§ **Written exercise**:
Set down the full listing exactly, character for character.

§ **Given records**:
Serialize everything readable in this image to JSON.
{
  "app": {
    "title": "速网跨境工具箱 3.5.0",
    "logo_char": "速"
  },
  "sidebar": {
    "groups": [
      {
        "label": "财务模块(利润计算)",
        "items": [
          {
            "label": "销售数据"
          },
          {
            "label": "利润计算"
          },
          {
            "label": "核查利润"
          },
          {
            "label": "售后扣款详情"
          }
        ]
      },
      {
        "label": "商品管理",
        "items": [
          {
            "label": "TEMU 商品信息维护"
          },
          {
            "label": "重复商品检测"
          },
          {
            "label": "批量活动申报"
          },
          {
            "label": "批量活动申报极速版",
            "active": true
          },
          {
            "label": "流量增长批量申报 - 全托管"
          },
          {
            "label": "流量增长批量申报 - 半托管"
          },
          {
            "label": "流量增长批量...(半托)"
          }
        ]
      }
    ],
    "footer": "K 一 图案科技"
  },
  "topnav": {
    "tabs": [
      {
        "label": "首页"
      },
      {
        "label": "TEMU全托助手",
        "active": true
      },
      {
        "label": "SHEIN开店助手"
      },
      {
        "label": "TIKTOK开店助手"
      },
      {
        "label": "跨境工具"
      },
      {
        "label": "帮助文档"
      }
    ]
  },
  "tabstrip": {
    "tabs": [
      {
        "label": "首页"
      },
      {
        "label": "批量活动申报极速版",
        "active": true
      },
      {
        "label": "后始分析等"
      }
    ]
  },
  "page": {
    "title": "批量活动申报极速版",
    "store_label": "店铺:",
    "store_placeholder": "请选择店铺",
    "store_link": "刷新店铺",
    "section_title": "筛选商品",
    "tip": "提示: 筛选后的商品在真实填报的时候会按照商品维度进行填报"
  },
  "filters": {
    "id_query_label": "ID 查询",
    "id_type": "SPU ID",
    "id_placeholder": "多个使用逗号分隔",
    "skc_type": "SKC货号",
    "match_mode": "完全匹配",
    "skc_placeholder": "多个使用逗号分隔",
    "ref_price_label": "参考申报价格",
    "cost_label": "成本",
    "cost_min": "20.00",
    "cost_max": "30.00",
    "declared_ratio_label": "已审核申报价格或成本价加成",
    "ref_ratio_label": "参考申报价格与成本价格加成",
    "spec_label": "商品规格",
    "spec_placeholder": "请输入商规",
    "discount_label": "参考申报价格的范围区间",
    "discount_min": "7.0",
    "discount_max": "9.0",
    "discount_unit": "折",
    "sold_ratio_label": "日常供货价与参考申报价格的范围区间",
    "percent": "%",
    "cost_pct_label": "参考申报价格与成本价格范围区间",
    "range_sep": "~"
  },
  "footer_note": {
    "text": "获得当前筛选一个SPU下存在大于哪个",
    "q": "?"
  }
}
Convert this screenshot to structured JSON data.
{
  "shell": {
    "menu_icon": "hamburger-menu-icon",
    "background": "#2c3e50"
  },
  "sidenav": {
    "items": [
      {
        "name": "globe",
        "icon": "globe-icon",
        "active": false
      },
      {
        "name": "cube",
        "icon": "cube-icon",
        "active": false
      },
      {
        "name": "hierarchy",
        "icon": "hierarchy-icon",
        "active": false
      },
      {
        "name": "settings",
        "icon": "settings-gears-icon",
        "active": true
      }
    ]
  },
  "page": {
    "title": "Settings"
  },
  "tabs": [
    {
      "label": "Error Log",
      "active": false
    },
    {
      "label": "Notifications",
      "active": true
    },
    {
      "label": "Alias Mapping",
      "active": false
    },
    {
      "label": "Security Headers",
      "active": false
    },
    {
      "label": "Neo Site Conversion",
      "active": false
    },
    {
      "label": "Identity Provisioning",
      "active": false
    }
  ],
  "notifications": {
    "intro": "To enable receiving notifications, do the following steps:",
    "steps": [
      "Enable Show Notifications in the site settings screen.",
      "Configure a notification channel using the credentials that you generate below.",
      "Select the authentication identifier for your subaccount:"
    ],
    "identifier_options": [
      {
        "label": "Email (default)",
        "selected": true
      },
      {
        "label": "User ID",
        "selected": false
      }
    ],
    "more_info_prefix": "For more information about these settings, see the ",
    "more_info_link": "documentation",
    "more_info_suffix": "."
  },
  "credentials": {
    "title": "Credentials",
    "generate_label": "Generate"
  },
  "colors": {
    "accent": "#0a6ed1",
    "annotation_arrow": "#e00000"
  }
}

§ **Response**:
Serialize everything readable in this image to JSON.
{
  "app": {
    "title": "速网跨境工具箱 3.5.0",
    "logo_char": "速"
  },
  "sidebar": {
    "groups": [
      {
        "label": "财务模块(利润计算)",
        "items": [
          {
            "label": "销售数据"
          },
          {
            "label": "利润计算"
          },
          {
            "label": "核查利润"
          },
          {
            "label": "售后扣款详情"
          }
        ]
      },
      {
        "label": "商品管理",
        "items": [
          {
            "label": "TEMU 商品信息维护"
          },
          {
            "label": "重复商品检测"
          },
          {
            "label": "批量活动申报"
          },
          {
            "label": "批量活动申报极速版",
            "active": true
          },
          {
            "label": "流量增长批量申报 - 全托管"
          },
          {
            "label": "流量增长批量申报 - 半托管"
          },
          {
            "label": "流量增长批量...(半托)"
          }
        ]
      }
    ],
    "footer": "K 一 图案科技"
  },
  "topnav": {
    "tabs": [
      {
        "label": "首页"
      },
      {
        "label": "TEMU全托助手",
        "active": true
      },
      {
        "label": "SHEIN开店助手"
      },
      {
        "label": "TIKTOK开店助手"
      },
      {
        "label": "跨境工具"
      },
      {
        "label": "帮助文档"
      }
    ]
  },
  "tabstrip": {
    "tabs": [
      {
        "label": "首页"
      },
      {
        "label": "批量活动申报极速版",
        "active": true
      },
      {
        "label": "后始分析等"
      }
    ]
  },
  "page": {
    "title": "批量活动申报极速版",
    "store_label": "店铺:",
    "store_placeholder": "请选择店铺",
    "store_link": "刷新店铺",
    "section_title": "筛选商品",
    "tip": "提示: 筛选后的商品在真实填报的时候会按照商品维度进行填报"
  },
  "filters": {
    "id_query_label": "ID 查询",
    "id_type": "SPU ID",
    "id_placeholder": "多个使用逗号分隔",
    "skc_type": "SKC货号",
    "match_mode": "完全匹配",
    "skc_placeholder": "多个使用逗号分隔",
    "ref_price_label": "参考申报价格",
    "cost_label": "成本",
    "cost_min": "20.00",
    "cost_max": "30.00",
    "declared_ratio_label": "已审核申报价格或成本价加成",
    "ref_ratio_label": "参考申报价格与成本价格加成",
    "spec_label": "商品规格",
    "spec_placeholder": "请输入商规",
    "discount_label": "参考申报价格的范围区间",
    "discount_min": "7.0",
    "discount_max": "9.0",
    "discount_unit": "折",
    "sold_ratio_label": "日常供货价与参考申报价格的范围区间",
    "percent": "%",
    "cost_pct_label": "参考申报价格与成本价格范围区间",
    "range_sep": "~"
  },
  "footer_note": {
    "text": "获得当前筛选一个SPU下存在大于哪个",
    "q": "?"
  }
}
Convert this screenshot to structured JSON data.
{
  "shell": {
    "menu_icon": "hamburger-menu-icon",
    "background": "#2c3e50"
  },
  "sidenav": {
    "items": [
      {
        "name": "globe",
        "icon": "globe-icon",
        "active": false
      },
      {
        "name": "cube",
        "icon": "cube-icon",
        "active": false
      },
      {
        "name": "hierarchy",
        "icon": "hierarchy-icon",
        "active": false
      },
      {
        "name": "settings",
        "icon": "settings-gears-icon",
        "active": true
      }
    ]
  },
  "page": {
    "title": "Settings"
  },
  "tabs": [
    {
      "label": "Error Log",
      "active": false
    },
    {
      "label": "Notifications",
      "active": true
    },
    {
      "label": "Alias Mapping",
      "active": false
    },
    {
      "label": "Security Headers",
      "active": false
    },
    {
      "label": "Neo Site Conversion",
      "active": false
    },
    {
      "label": "Identity Provisioning",
      "active": false
    }
  ],
  "notifications": {
    "intro": "To enable receiving notifications, do the following steps:",
    "steps": [
      "Enable Show Notifications in the site settings screen.",
      "Configure a notification channel using the credentials that you generate below.",
      "Select the authentication identifier for your subaccount:"
    ],
    "identifier_options": [
      {
        "label": "Email (default)",
        "selected": true
      },
      {
        "label": "User ID",
        "selected": false
      }
    ],
    "more_info_prefix": "For more information about these settings, see the ",
    "more_info_link": "documentation",
    "more_info_suffix": "."
  },
  "credentials": {
    "title": "Credentials",
    "generate_label": "Generate"
  },
  "colors": {
    "accent": "#0a6ed1",
    "annotation_arrow": "#e00000"
  }
}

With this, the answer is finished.